* **STATED GOAL**
What you return should match every record exactly, with the images removed.

* **PROVIDED DATA**
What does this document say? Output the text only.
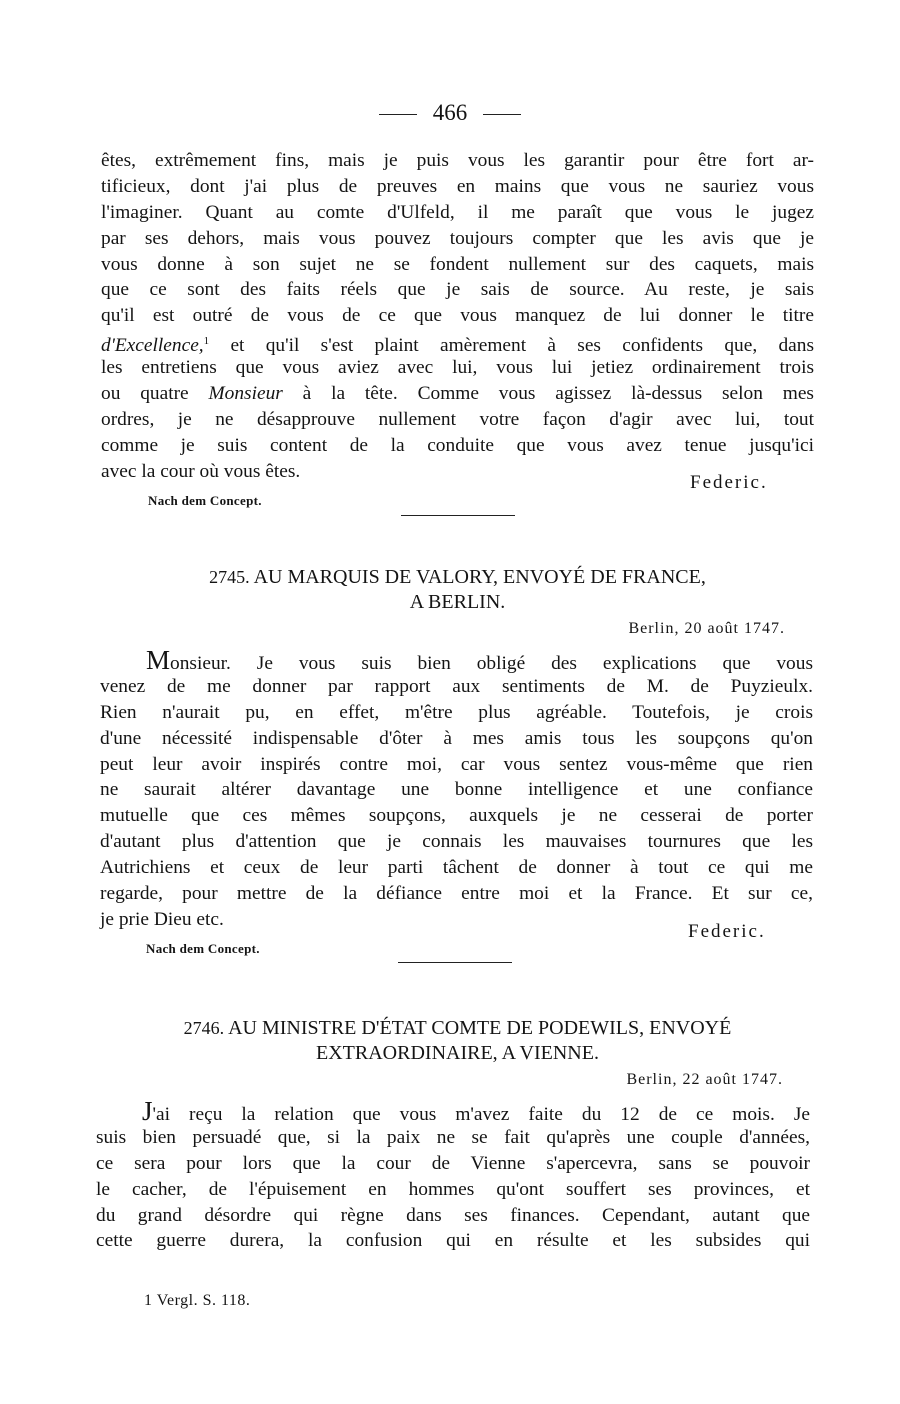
466
êtes, extrêmement fins, mais je puis vous les garantir pour être fort ar-
tificieux, dont j'ai plus de preuves en mains que vous ne sauriez vous
l'imaginer. Quant au comte d'Ulfeld, il me paraît que vous le jugez
par ses dehors, mais vous pouvez toujours compter que les avis que je
vous donne à son sujet ne se fondent nullement sur des caquets, mais
que ce sont des faits réels que je sais de source. Au reste, je sais
qu'il est outré de vous de ce que vous manquez de lui donner le titre
d'Excellence,$^1$ et qu'il s'est plaint amèrement à ses confidents que, dans
les entretiens que vous aviez avec lui, vous lui jetiez ordinairement trois
ou quatre Monsieur à la tête. Comme vous agissez là-dessus selon mes
ordres, je ne désapprouve nullement votre façon d'agir avec lui, tout
comme je suis content de la conduite que vous avez tenue jusqu'ici
avec la cour où vous êtes.
Federic.
Nach dem Concept.
2745. AU MARQUIS DE VALORY, ENVOYÉ DE FRANCE,
A BERLIN.
Berlin, 20 août 1747.
Monsieur. Je vous suis bien obligé des explications que vous
venez de me donner par rapport aux sentiments de M. de Puyzieulx.
Rien n'aurait pu, en effet, m'être plus agréable. Toutefois, je crois
d'une nécessité indispensable d'ôter à mes amis tous les soupçons qu'on
peut leur avoir inspirés contre moi, car vous sentez vous-même que rien
ne saurait altérer davantage une bonne intelligence et une confiance
mutuelle que ces mêmes soupçons, auxquels je ne cesserai de porter
d'autant plus d'attention que je connais les mauvaises tournures que les
Autrichiens et ceux de leur parti tâchent de donner à tout ce qui me
regarde, pour mettre de la défiance entre moi et la France. Et sur ce,
je prie Dieu etc.
Federic.
Nach dem Concept.
2746. AU MINISTRE D'ÉTAT COMTE DE PODEWILS, ENVOYÉ
EXTRAORDINAIRE, A VIENNE.
Berlin, 22 août 1747.
J'ai reçu la relation que vous m'avez faite du 12 de ce mois. Je
suis bien persuadé que, si la paix ne se fait qu'après une couple d'années,
ce sera pour lors que la cour de Vienne s'apercevra, sans se pouvoir
le cacher, de l'épuisement en hommes qu'ont souffert ses provinces, et
du grand désordre qui règne dans ses finances. Cependant, autant que
cette guerre durera, la confusion qui en résulte et les subsides qui
1 Vergl. S. 118.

* **FINAL RESULT**
What does this document say? Output the text only.
466
êtes, extrêmement fins, mais je puis vous les garantir pour être fort ar-
tificieux, dont j'ai plus de preuves en mains que vous ne sauriez vous
l'imaginer. Quant au comte d'Ulfeld, il me paraît que vous le jugez
par ses dehors, mais vous pouvez toujours compter que les avis que je
vous donne à son sujet ne se fondent nullement sur des caquets, mais
que ce sont des faits réels que je sais de source. Au reste, je sais
qu'il est outré de vous de ce que vous manquez de lui donner le titre
d'Excellence,$^1$ et qu'il s'est plaint amèrement à ses confidents que, dans
les entretiens que vous aviez avec lui, vous lui jetiez ordinairement trois
ou quatre Monsieur à la tête. Comme vous agissez là-dessus selon mes
ordres, je ne désapprouve nullement votre façon d'agir avec lui, tout
comme je suis content de la conduite que vous avez tenue jusqu'ici
avec la cour où vous êtes.
Federic.
Nach dem Concept.
2745. AU MARQUIS DE VALORY, ENVOYÉ DE FRANCE,
A BERLIN.
Berlin, 20 août 1747.
Monsieur. Je vous suis bien obligé des explications que vous
venez de me donner par rapport aux sentiments de M. de Puyzieulx.
Rien n'aurait pu, en effet, m'être plus agréable. Toutefois, je crois
d'une nécessité indispensable d'ôter à mes amis tous les soupçons qu'on
peut leur avoir inspirés contre moi, car vous sentez vous-même que rien
ne saurait altérer davantage une bonne intelligence et une confiance
mutuelle que ces mêmes soupçons, auxquels je ne cesserai de porter
d'autant plus d'attention que je connais les mauvaises tournures que les
Autrichiens et ceux de leur parti tâchent de donner à tout ce qui me
regarde, pour mettre de la défiance entre moi et la France. Et sur ce,
je prie Dieu etc.
Federic.
Nach dem Concept.
2746. AU MINISTRE D'ÉTAT COMTE DE PODEWILS, ENVOYÉ
EXTRAORDINAIRE, A VIENNE.
Berlin, 22 août 1747.
J'ai reçu la relation que vous m'avez faite du 12 de ce mois. Je
suis bien persuadé que, si la paix ne se fait qu'après une couple d'années,
ce sera pour lors que la cour de Vienne s'apercevra, sans se pouvoir
le cacher, de l'épuisement en hommes qu'ont souffert ses provinces, et
du grand désordre qui règne dans ses finances. Cependant, autant que
cette guerre durera, la confusion qui en résulte et les subsides qui
1 Vergl. S. 118.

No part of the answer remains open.